> TASK
Repeat the lines that follow, leaving nothing out.

> MATERIAL SUPPLIED
* begin *
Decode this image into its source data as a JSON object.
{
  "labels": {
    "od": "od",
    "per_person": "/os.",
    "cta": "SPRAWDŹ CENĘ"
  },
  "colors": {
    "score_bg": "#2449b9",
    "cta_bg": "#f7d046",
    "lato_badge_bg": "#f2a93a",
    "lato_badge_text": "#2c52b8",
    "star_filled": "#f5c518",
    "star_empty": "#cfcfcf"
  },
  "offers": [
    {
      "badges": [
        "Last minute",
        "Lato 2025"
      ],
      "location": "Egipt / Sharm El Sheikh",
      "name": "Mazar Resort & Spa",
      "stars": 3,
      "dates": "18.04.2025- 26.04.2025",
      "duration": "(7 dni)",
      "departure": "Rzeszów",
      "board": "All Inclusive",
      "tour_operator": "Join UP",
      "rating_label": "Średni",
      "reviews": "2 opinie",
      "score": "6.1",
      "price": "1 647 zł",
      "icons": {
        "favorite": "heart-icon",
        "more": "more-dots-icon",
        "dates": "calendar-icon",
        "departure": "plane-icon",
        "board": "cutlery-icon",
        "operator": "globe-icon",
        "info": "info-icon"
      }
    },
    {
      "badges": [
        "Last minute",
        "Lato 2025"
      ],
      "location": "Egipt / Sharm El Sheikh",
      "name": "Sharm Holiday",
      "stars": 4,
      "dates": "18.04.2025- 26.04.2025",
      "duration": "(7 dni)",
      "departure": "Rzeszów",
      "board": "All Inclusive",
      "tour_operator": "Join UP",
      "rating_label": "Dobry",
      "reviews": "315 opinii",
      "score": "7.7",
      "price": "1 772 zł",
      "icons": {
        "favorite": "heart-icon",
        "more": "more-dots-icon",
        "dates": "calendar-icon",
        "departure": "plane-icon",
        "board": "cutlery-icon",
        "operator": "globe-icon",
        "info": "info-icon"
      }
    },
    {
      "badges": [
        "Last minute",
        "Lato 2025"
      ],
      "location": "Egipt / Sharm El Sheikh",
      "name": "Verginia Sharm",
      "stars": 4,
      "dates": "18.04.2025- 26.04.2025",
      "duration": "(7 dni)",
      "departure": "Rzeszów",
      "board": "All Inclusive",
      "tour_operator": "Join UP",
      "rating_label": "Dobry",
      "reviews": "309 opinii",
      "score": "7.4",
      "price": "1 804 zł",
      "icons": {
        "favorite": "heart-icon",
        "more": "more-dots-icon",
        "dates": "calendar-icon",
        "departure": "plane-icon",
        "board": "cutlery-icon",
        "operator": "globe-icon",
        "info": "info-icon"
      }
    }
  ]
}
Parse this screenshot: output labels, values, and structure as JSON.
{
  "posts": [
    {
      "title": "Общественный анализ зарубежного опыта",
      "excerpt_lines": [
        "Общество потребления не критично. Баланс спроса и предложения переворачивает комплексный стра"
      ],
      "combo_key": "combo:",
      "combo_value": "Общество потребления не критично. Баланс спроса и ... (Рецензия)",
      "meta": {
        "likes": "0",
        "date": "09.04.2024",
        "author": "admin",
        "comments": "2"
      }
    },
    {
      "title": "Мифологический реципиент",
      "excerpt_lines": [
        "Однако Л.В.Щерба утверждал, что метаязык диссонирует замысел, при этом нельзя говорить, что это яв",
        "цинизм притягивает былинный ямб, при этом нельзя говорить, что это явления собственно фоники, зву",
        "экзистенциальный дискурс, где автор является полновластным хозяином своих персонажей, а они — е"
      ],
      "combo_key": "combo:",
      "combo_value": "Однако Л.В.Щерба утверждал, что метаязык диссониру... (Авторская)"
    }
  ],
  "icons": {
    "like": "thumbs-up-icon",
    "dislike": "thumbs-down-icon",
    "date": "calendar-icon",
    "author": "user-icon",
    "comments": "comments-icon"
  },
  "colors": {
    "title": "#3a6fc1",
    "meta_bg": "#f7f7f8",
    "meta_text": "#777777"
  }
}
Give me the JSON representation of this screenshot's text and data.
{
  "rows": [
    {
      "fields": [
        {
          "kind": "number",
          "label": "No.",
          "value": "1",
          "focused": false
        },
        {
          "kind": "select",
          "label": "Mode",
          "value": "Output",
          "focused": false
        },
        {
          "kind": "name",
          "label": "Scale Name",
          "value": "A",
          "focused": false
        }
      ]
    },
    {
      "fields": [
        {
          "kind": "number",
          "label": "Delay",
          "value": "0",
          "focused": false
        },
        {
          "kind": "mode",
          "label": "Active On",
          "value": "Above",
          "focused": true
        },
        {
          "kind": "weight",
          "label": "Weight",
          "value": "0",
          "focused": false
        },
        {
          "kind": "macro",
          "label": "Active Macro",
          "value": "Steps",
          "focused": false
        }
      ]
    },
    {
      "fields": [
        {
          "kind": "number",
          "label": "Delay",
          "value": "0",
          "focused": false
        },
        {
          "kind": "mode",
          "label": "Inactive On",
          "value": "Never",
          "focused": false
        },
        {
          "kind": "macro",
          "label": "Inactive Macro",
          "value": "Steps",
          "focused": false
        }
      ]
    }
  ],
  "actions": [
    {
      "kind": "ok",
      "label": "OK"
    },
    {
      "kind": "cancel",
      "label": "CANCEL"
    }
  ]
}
* end *
> ANSWER TO THE PROBLEM
Decode this image into its source data as a JSON object.
{
  "labels": {
    "od": "od",
    "per_person": "/os.",
    "cta": "SPRAWDŹ CENĘ"
  },
  "colors": {
    "score_bg": "#2449b9",
    "cta_bg": "#f7d046",
    "lato_badge_bg": "#f2a93a",
    "lato_badge_text": "#2c52b8",
    "star_filled": "#f5c518",
    "star_empty": "#cfcfcf"
  },
  "offers": [
    {
      "badges": [
        "Last minute",
        "Lato 2025"
      ],
      "location": "Egipt / Sharm El Sheikh",
      "name": "Mazar Resort & Spa",
      "stars": 3,
      "dates": "18.04.2025- 26.04.2025",
      "duration": "(7 dni)",
      "departure": "Rzeszów",
      "board": "All Inclusive",
      "tour_operator": "Join UP",
      "rating_label": "Średni",
      "reviews": "2 opinie",
      "score": "6.1",
      "price": "1 647 zł",
      "icons": {
        "favorite": "heart-icon",
        "more": "more-dots-icon",
        "dates": "calendar-icon",
        "departure": "plane-icon",
        "board": "cutlery-icon",
        "operator": "globe-icon",
        "info": "info-icon"
      }
    },
    {
      "badges": [
        "Last minute",
        "Lato 2025"
      ],
      "location": "Egipt / Sharm El Sheikh",
      "name": "Sharm Holiday",
      "stars": 4,
      "dates": "18.04.2025- 26.04.2025",
      "duration": "(7 dni)",
      "departure": "Rzeszów",
      "board": "All Inclusive",
      "tour_operator": "Join UP",
      "rating_label": "Dobry",
      "reviews": "315 opinii",
      "score": "7.7",
      "price": "1 772 zł",
      "icons": {
        "favorite": "heart-icon",
        "more": "more-dots-icon",
        "dates": "calendar-icon",
        "departure": "plane-icon",
        "board": "cutlery-icon",
        "operator": "globe-icon",
        "info": "info-icon"
      }
    },
    {
      "badges": [
        "Last minute",
        "Lato 2025"
      ],
      "location": "Egipt / Sharm El Sheikh",
      "name": "Verginia Sharm",
      "stars": 4,
      "dates": "18.04.2025- 26.04.2025",
      "duration": "(7 dni)",
      "departure": "Rzeszów",
      "board": "All Inclusive",
      "tour_operator": "Join UP",
      "rating_label": "Dobry",
      "reviews": "309 opinii",
      "score": "7.4",
      "price": "1 804 zł",
      "icons": {
        "favorite": "heart-icon",
        "more": "more-dots-icon",
        "dates": "calendar-icon",
        "departure": "plane-icon",
        "board": "cutlery-icon",
        "operator": "globe-icon",
        "info": "info-icon"
      }
    }
  ]
}
Parse this screenshot: output labels, values, and structure as JSON.
{
  "posts": [
    {
      "title": "Общественный анализ зарубежного опыта",
      "excerpt_lines": [
        "Общество потребления не критично. Баланс спроса и предложения переворачивает комплексный стра"
      ],
      "combo_key": "combo:",
      "combo_value": "Общество потребления не критично. Баланс спроса и ... (Рецензия)",
      "meta": {
        "likes": "0",
        "date": "09.04.2024",
        "author": "admin",
        "comments": "2"
      }
    },
    {
      "title": "Мифологический реципиент",
      "excerpt_lines": [
        "Однако Л.В.Щерба утверждал, что метаязык диссонирует замысел, при этом нельзя говорить, что это яв",
        "цинизм притягивает былинный ямб, при этом нельзя говорить, что это явления собственно фоники, зву",
        "экзистенциальный дискурс, где автор является полновластным хозяином своих персонажей, а они — е"
      ],
      "combo_key": "combo:",
      "combo_value": "Однако Л.В.Щерба утверждал, что метаязык диссониру... (Авторская)"
    }
  ],
  "icons": {
    "like": "thumbs-up-icon",
    "dislike": "thumbs-down-icon",
    "date": "calendar-icon",
    "author": "user-icon",
    "comments": "comments-icon"
  },
  "colors": {
    "title": "#3a6fc1",
    "meta_bg": "#f7f7f8",
    "meta_text": "#777777"
  }
}
Give me the JSON representation of this screenshot's text and data.
{
  "rows": [
    {
      "fields": [
        {
          "kind": "number",
          "label": "No.",
          "value": "1",
          "focused": false
        },
        {
          "kind": "select",
          "label": "Mode",
          "value": "Output",
          "focused": false
        },
        {
          "kind": "name",
          "label": "Scale Name",
          "value": "A",
          "focused": false
        }
      ]
    },
    {
      "fields": [
        {
          "kind": "number",
          "label": "Delay",
          "value": "0",
          "focused": false
        },
        {
          "kind": "mode",
          "label": "Active On",
          "value": "Above",
          "focused": true
        },
        {
          "kind": "weight",
          "label": "Weight",
          "value": "0",
          "focused": false
        },
        {
          "kind": "macro",
          "label": "Active Macro",
          "value": "Steps",
          "focused": false
        }
      ]
    },
    {
      "fields": [
        {
          "kind": "number",
          "label": "Delay",
          "value": "0",
          "focused": false
        },
        {
          "kind": "mode",
          "label": "Inactive On",
          "value": "Never",
          "focused": false
        },
        {
          "kind": "macro",
          "label": "Inactive Macro",
          "value": "Steps",
          "focused": false
        }
      ]
    }
  ],
  "actions": [
    {
      "kind": "ok",
      "label": "OK"
    },
    {
      "kind": "cancel",
      "label": "CANCEL"
    }
  ]
}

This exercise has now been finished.